■ Instruction:
The required output is a single number: how many lines of the material contain the string "insects".

■ Record list:
■ ■ ■ ■

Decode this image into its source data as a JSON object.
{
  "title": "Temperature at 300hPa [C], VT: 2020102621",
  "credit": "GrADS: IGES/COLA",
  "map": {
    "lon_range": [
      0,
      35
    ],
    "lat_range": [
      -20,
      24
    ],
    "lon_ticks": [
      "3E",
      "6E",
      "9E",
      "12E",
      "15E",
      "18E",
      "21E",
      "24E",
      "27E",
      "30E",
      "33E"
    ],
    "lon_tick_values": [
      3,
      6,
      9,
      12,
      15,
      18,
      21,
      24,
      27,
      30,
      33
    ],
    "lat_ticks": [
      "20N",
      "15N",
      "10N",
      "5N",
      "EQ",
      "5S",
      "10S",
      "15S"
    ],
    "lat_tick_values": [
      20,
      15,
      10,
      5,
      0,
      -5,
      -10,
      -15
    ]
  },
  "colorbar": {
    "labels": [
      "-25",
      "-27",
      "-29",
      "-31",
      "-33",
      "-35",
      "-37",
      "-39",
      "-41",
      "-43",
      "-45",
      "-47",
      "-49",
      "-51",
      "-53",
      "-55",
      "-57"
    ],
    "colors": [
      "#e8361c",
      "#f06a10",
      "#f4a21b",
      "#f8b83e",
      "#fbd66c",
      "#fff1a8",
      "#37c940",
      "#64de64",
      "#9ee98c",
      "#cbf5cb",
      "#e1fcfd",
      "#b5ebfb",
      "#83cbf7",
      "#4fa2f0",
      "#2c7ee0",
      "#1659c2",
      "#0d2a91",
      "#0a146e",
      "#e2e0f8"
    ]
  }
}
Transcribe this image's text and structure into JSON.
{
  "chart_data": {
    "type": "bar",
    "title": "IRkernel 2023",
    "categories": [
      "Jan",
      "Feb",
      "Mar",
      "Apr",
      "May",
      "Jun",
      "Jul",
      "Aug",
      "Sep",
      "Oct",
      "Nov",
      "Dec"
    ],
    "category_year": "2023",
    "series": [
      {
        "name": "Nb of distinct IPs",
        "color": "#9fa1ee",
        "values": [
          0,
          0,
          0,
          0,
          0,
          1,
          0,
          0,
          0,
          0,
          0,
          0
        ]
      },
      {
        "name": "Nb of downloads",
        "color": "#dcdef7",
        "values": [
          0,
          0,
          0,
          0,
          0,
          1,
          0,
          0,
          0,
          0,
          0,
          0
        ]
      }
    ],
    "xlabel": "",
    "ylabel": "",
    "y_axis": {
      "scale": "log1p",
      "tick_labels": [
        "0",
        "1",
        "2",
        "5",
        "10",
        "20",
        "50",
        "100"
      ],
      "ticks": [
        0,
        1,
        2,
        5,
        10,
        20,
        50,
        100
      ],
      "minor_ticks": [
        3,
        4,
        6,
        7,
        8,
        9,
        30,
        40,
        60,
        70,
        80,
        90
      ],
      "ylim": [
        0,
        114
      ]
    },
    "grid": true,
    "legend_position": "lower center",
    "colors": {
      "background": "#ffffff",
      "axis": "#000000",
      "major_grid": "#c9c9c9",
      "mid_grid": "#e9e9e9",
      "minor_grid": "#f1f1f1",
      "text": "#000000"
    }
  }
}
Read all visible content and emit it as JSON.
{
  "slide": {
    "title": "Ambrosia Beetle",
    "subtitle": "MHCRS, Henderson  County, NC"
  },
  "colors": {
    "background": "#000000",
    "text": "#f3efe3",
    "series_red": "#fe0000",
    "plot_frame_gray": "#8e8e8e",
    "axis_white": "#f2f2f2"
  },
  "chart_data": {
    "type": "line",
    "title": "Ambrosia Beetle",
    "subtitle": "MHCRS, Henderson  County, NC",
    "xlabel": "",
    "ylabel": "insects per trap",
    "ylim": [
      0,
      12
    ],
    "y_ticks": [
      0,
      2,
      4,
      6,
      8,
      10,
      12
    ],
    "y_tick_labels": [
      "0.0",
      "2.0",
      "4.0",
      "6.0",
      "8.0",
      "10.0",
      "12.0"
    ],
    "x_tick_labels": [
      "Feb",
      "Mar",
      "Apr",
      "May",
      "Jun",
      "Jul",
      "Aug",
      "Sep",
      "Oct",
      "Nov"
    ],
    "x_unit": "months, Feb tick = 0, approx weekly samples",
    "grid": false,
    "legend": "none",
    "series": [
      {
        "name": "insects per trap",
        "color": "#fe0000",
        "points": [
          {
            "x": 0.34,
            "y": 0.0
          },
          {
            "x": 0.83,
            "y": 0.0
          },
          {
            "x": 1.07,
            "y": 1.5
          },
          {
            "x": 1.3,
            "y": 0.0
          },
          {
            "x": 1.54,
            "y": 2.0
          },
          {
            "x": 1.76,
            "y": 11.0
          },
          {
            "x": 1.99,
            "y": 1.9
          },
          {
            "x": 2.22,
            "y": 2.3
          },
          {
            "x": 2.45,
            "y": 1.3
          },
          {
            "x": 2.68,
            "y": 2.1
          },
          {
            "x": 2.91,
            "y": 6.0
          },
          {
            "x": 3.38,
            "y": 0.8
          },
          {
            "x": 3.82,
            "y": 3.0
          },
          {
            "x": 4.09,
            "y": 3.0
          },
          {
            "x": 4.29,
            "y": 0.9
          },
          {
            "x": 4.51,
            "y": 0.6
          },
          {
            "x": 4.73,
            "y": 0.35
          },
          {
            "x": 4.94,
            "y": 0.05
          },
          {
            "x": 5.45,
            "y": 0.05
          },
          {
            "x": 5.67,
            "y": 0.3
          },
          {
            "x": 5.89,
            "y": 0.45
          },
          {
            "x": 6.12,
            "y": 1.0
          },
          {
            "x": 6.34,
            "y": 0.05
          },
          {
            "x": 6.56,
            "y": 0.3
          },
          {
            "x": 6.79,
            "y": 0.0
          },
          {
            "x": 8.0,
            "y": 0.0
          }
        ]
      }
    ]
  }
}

■ ■ ■ ■

■ Answer for the task:
2